The request: Search the data below for the word "Optical" and copy each line that holds it.
======== Records provided ========
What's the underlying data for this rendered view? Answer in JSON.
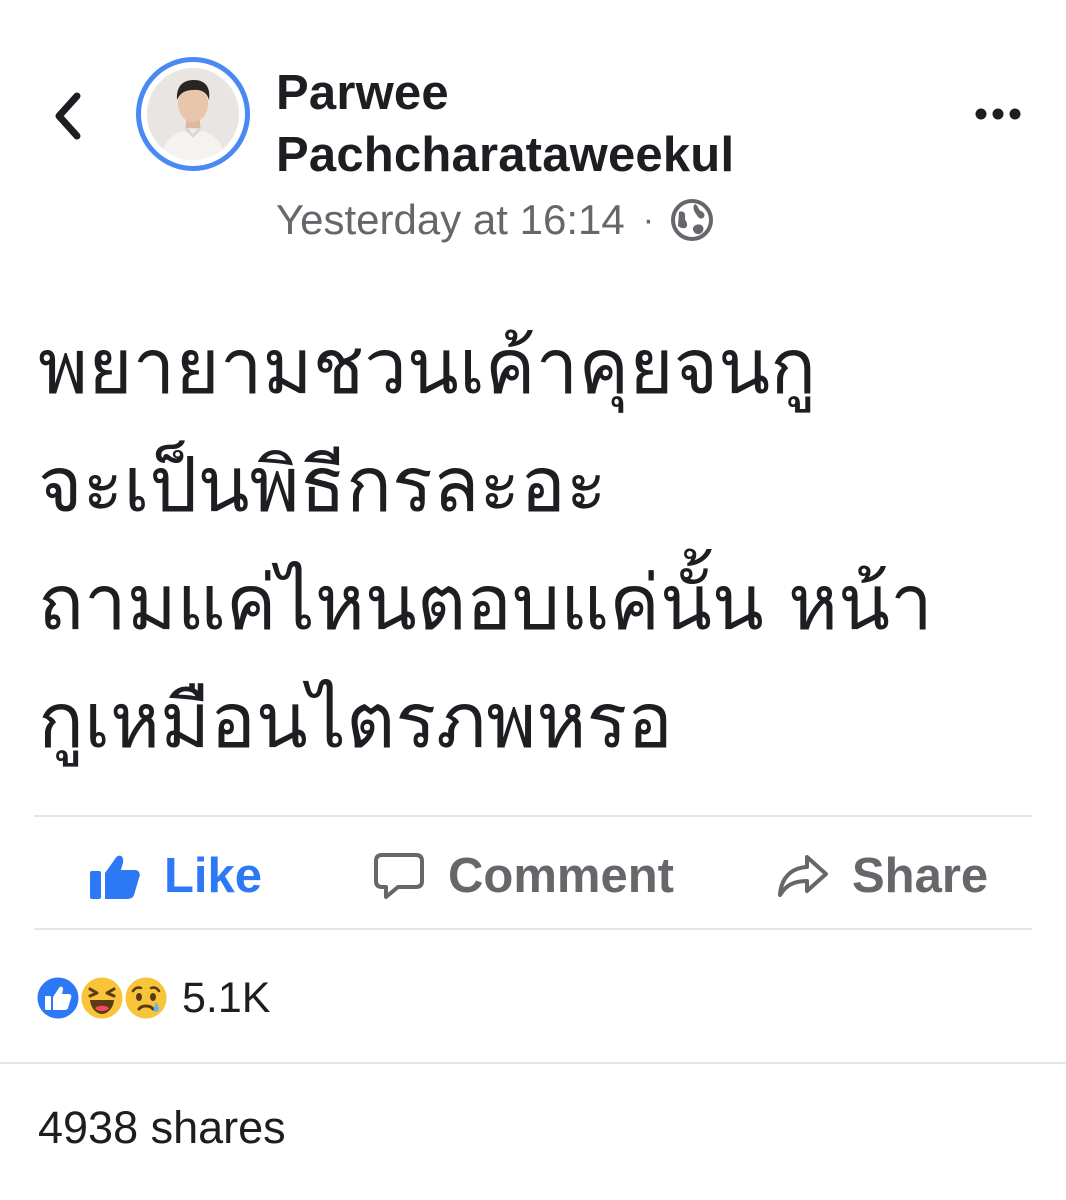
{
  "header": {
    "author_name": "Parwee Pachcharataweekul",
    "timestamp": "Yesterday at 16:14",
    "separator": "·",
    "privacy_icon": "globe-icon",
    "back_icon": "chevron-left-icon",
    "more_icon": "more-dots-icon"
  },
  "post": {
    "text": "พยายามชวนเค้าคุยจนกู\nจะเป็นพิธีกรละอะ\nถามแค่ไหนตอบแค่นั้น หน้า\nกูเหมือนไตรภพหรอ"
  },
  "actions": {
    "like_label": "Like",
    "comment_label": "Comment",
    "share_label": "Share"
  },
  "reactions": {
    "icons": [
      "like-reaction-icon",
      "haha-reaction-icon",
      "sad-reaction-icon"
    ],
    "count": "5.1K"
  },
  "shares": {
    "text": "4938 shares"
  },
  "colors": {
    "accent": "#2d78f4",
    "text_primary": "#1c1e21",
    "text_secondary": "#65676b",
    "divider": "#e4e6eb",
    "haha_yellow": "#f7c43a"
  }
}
========
======== Records provided ========
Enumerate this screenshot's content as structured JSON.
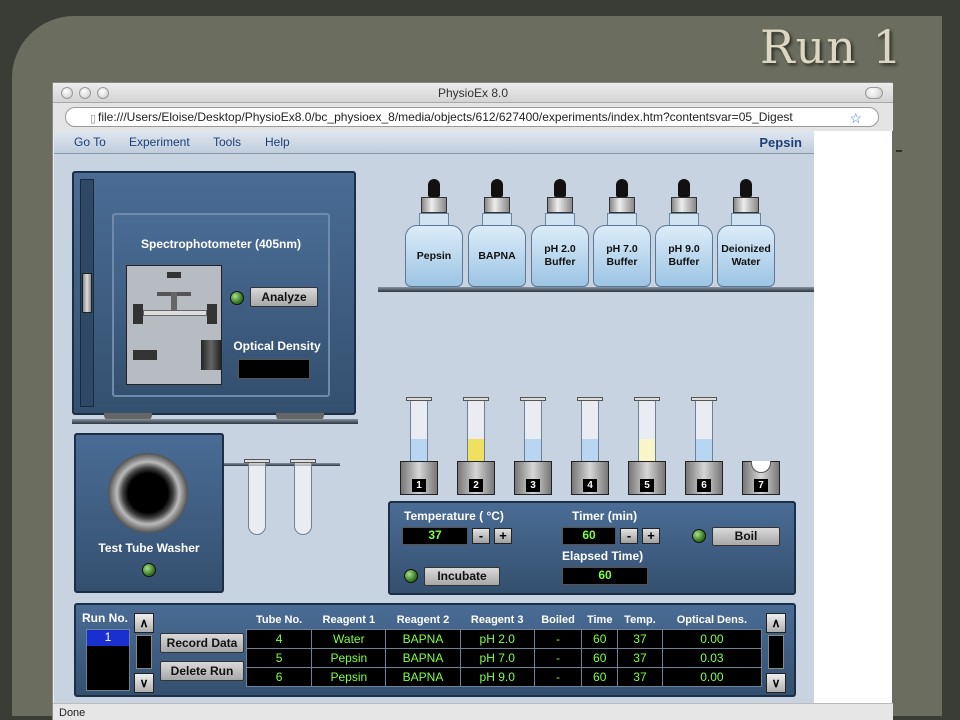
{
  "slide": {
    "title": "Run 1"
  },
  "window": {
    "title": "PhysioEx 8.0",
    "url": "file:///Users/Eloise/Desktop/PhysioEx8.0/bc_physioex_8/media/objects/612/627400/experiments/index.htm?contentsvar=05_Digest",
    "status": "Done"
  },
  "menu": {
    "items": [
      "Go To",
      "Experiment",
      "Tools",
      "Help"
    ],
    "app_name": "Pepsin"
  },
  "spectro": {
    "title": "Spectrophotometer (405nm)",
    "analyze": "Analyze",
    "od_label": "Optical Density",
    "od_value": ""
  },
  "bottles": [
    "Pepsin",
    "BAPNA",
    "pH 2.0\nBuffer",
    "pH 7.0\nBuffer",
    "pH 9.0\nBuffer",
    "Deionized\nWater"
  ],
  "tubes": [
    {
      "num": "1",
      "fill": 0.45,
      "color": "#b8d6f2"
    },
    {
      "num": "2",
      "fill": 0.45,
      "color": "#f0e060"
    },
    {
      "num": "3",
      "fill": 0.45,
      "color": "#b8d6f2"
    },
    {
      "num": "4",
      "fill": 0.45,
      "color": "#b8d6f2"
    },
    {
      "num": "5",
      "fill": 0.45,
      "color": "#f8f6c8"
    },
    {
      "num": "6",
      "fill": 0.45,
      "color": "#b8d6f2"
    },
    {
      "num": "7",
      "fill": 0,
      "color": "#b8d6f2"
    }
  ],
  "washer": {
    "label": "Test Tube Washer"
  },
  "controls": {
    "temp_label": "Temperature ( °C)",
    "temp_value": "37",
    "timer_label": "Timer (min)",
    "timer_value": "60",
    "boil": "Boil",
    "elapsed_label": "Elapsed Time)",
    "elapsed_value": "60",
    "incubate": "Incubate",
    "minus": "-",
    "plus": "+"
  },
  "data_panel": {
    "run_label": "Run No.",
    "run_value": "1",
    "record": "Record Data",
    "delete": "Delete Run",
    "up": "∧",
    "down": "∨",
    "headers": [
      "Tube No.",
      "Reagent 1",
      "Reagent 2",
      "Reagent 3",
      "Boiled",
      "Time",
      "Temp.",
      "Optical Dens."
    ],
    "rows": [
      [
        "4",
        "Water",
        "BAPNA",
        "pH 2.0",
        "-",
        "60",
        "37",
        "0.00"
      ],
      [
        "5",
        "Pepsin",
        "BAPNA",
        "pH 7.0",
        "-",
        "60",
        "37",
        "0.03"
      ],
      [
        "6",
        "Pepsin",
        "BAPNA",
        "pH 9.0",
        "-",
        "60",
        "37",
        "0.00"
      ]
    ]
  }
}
========
Result for this exercise:
    "od_label": "Optical Density",
      "Optical Dens."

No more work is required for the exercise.